_Task brief_:
Print all records exactly, leaving nothing out.
____ Data for this exercise
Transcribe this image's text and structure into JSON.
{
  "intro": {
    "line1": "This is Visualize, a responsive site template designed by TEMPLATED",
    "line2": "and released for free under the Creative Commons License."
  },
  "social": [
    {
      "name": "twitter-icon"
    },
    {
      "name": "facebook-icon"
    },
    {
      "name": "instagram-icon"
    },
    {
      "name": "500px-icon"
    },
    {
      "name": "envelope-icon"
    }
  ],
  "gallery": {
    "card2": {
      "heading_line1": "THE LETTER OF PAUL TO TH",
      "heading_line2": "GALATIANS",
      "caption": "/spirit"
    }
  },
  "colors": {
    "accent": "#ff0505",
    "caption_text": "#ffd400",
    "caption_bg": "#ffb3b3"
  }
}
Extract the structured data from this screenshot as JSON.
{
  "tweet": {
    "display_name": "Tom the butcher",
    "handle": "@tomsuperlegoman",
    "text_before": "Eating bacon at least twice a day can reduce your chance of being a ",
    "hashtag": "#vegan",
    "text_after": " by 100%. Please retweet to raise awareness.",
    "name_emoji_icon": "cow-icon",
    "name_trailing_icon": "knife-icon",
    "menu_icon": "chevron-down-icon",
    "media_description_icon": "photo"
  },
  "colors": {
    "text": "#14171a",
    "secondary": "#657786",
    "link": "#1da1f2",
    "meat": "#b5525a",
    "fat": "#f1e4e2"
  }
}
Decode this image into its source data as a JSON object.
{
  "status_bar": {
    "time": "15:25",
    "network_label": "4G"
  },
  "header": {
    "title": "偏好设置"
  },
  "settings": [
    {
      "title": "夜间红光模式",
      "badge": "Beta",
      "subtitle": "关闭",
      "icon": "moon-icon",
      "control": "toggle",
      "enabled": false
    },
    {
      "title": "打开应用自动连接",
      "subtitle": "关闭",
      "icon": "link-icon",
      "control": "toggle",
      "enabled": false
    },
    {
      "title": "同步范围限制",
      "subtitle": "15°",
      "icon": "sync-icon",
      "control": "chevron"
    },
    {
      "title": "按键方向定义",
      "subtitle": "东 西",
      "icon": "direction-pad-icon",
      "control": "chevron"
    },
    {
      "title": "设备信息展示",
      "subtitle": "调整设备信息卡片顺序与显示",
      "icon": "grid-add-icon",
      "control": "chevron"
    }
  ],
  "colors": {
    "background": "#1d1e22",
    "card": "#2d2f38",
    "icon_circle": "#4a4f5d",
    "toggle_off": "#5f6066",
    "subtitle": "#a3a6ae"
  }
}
________
_Task output_:
Transcribe this image's text and structure into JSON.
{
  "intro": {
    "line1": "This is Visualize, a responsive site template designed by TEMPLATED",
    "line2": "and released for free under the Creative Commons License."
  },
  "social": [
    {
      "name": "twitter-icon"
    },
    {
      "name": "facebook-icon"
    },
    {
      "name": "instagram-icon"
    },
    {
      "name": "500px-icon"
    },
    {
      "name": "envelope-icon"
    }
  ],
  "gallery": {
    "card2": {
      "heading_line1": "THE LETTER OF PAUL TO TH",
      "heading_line2": "GALATIANS",
      "caption": "/spirit"
    }
  },
  "colors": {
    "accent": "#ff0505",
    "caption_text": "#ffd400",
    "caption_bg": "#ffb3b3"
  }
}
Extract the structured data from this screenshot as JSON.
{
  "tweet": {
    "display_name": "Tom the butcher",
    "handle": "@tomsuperlegoman",
    "text_before": "Eating bacon at least twice a day can reduce your chance of being a ",
    "hashtag": "#vegan",
    "text_after": " by 100%. Please retweet to raise awareness.",
    "name_emoji_icon": "cow-icon",
    "name_trailing_icon": "knife-icon",
    "menu_icon": "chevron-down-icon",
    "media_description_icon": "photo"
  },
  "colors": {
    "text": "#14171a",
    "secondary": "#657786",
    "link": "#1da1f2",
    "meat": "#b5525a",
    "fat": "#f1e4e2"
  }
}
Decode this image into its source data as a JSON object.
{
  "status_bar": {
    "time": "15:25",
    "network_label": "4G"
  },
  "header": {
    "title": "偏好设置"
  },
  "settings": [
    {
      "title": "夜间红光模式",
      "badge": "Beta",
      "subtitle": "关闭",
      "icon": "moon-icon",
      "control": "toggle",
      "enabled": false
    },
    {
      "title": "打开应用自动连接",
      "subtitle": "关闭",
      "icon": "link-icon",
      "control": "toggle",
      "enabled": false
    },
    {
      "title": "同步范围限制",
      "subtitle": "15°",
      "icon": "sync-icon",
      "control": "chevron"
    },
    {
      "title": "按键方向定义",
      "subtitle": "东 西",
      "icon": "direction-pad-icon",
      "control": "chevron"
    },
    {
      "title": "设备信息展示",
      "subtitle": "调整设备信息卡片顺序与显示",
      "icon": "grid-add-icon",
      "control": "chevron"
    }
  ],
  "colors": {
    "background": "#1d1e22",
    "card": "#2d2f38",
    "icon_circle": "#4a4f5d",
    "toggle_off": "#5f6066",
    "subtitle": "#a3a6ae"
  }
}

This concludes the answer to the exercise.